:: Recorded information

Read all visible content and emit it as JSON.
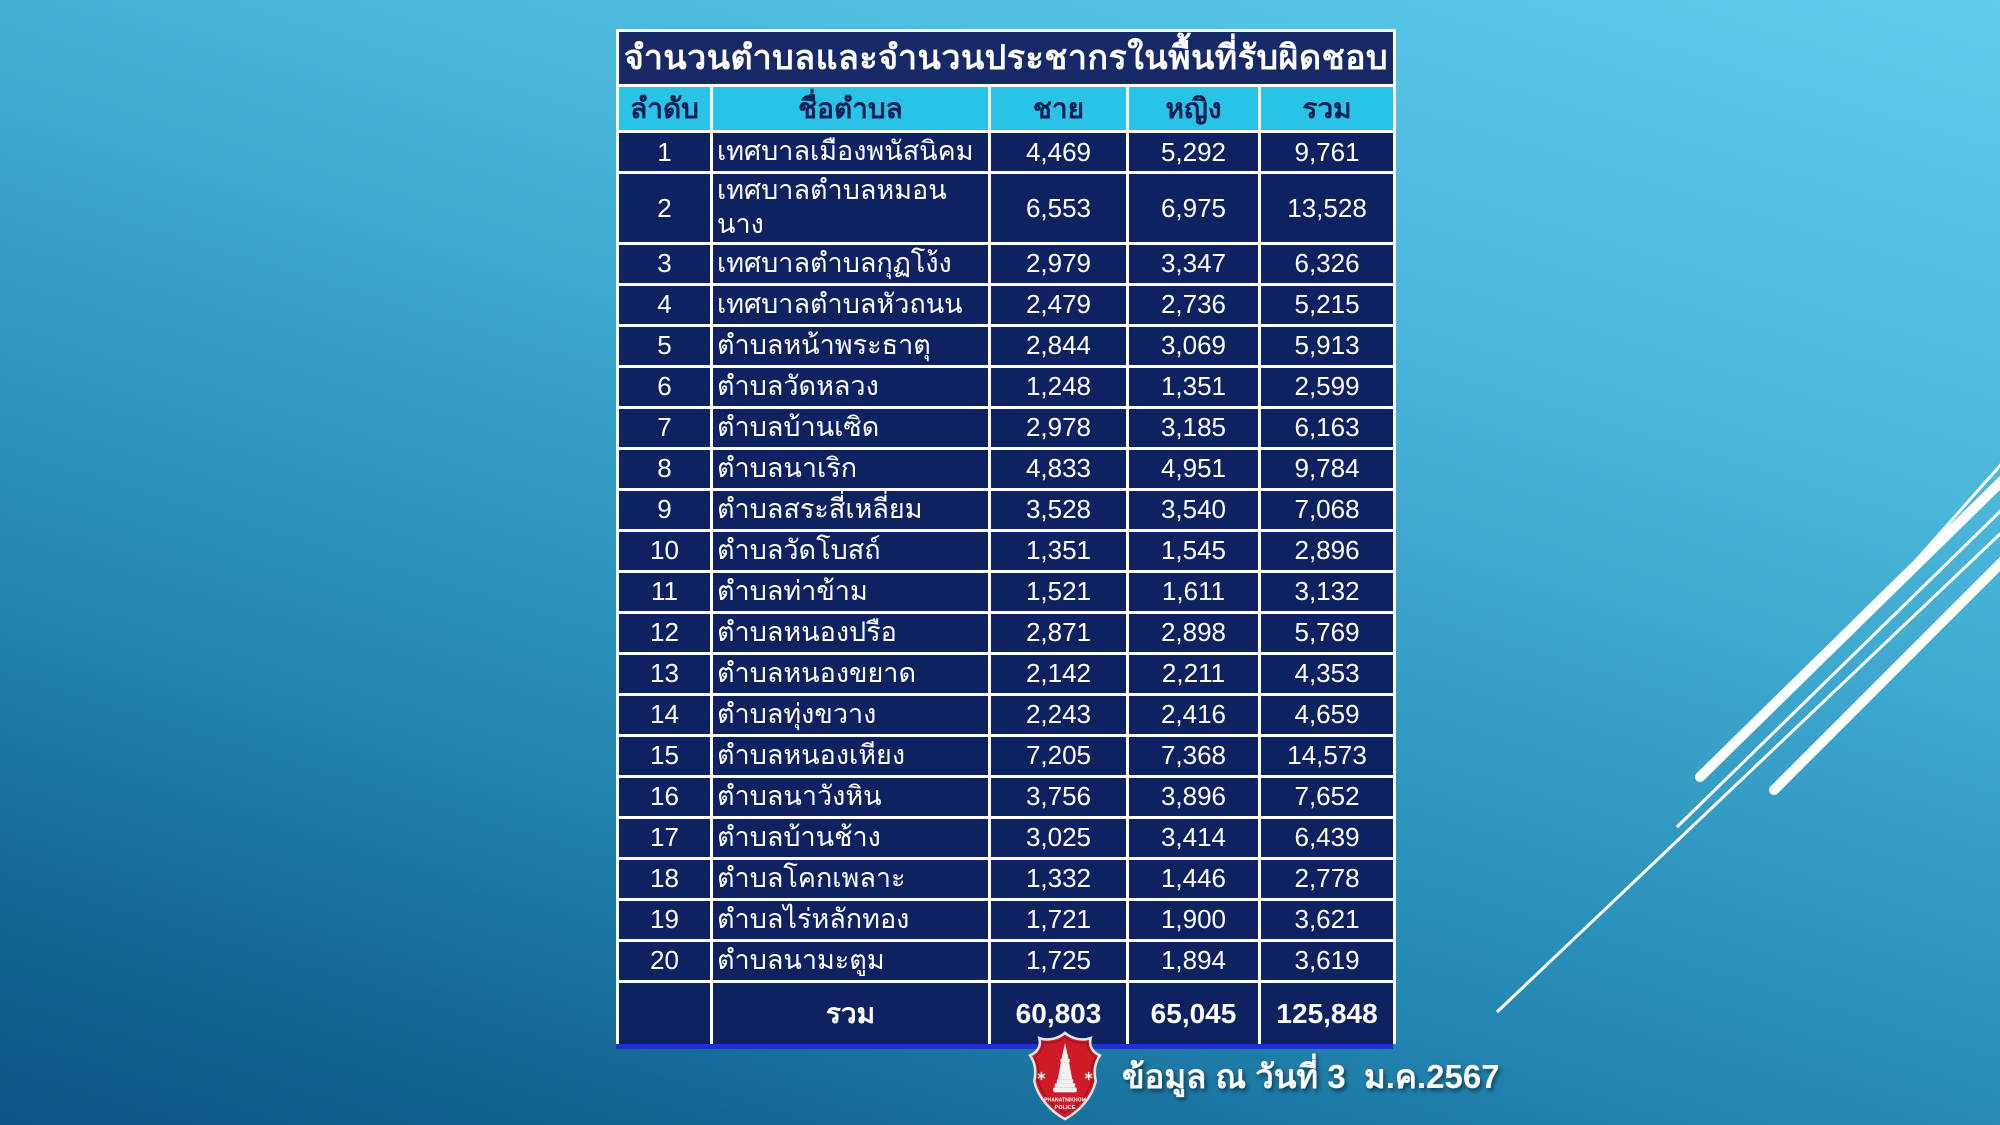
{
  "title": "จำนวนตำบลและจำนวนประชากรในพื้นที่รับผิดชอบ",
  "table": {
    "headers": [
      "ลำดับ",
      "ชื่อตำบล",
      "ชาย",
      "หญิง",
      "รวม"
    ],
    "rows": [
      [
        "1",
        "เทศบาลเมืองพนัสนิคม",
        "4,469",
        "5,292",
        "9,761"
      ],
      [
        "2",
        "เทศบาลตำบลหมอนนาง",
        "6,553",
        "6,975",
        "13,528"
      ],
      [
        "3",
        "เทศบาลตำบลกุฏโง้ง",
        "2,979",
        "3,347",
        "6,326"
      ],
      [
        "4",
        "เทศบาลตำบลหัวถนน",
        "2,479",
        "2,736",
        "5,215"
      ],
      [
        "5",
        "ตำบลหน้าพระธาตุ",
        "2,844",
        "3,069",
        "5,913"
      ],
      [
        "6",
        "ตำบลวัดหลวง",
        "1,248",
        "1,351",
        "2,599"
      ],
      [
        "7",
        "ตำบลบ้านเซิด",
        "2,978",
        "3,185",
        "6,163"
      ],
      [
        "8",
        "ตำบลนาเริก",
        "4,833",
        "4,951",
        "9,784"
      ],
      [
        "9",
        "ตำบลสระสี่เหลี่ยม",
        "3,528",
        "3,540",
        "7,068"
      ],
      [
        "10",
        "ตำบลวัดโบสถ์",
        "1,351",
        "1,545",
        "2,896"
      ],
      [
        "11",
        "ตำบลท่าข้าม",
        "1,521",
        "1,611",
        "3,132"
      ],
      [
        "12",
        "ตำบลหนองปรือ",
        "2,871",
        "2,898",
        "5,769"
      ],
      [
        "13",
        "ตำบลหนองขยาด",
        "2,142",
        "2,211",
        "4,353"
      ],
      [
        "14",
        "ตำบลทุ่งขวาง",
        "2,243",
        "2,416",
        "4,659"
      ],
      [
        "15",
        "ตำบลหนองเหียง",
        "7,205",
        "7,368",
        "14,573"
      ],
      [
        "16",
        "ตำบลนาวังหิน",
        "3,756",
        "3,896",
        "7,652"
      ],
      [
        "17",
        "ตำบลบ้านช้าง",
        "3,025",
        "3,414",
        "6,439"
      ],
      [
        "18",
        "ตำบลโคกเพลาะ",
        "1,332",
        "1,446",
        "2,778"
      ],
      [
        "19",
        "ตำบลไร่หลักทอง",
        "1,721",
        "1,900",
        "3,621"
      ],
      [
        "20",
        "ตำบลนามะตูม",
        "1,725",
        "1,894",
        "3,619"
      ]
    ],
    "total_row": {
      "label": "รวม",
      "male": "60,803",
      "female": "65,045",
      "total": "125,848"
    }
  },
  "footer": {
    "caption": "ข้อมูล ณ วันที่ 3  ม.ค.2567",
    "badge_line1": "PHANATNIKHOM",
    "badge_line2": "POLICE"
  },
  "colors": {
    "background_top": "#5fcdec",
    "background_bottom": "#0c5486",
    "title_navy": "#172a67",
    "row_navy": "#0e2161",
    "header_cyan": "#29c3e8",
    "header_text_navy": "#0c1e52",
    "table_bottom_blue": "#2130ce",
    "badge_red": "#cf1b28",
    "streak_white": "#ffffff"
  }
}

::::
:: Recorded information

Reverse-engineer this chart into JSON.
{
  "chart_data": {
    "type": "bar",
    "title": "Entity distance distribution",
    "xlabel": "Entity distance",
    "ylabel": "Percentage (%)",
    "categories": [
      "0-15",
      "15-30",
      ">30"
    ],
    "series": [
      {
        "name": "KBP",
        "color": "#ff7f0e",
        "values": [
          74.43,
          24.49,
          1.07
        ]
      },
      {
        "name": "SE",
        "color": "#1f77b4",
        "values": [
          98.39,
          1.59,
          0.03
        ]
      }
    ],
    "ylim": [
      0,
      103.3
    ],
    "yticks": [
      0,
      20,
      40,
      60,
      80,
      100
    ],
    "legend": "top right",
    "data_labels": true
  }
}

::::

## Set problem:
In the entries above, find the lines containing the word "JSON" and say how many there are, with no other words.

## Task answer:
2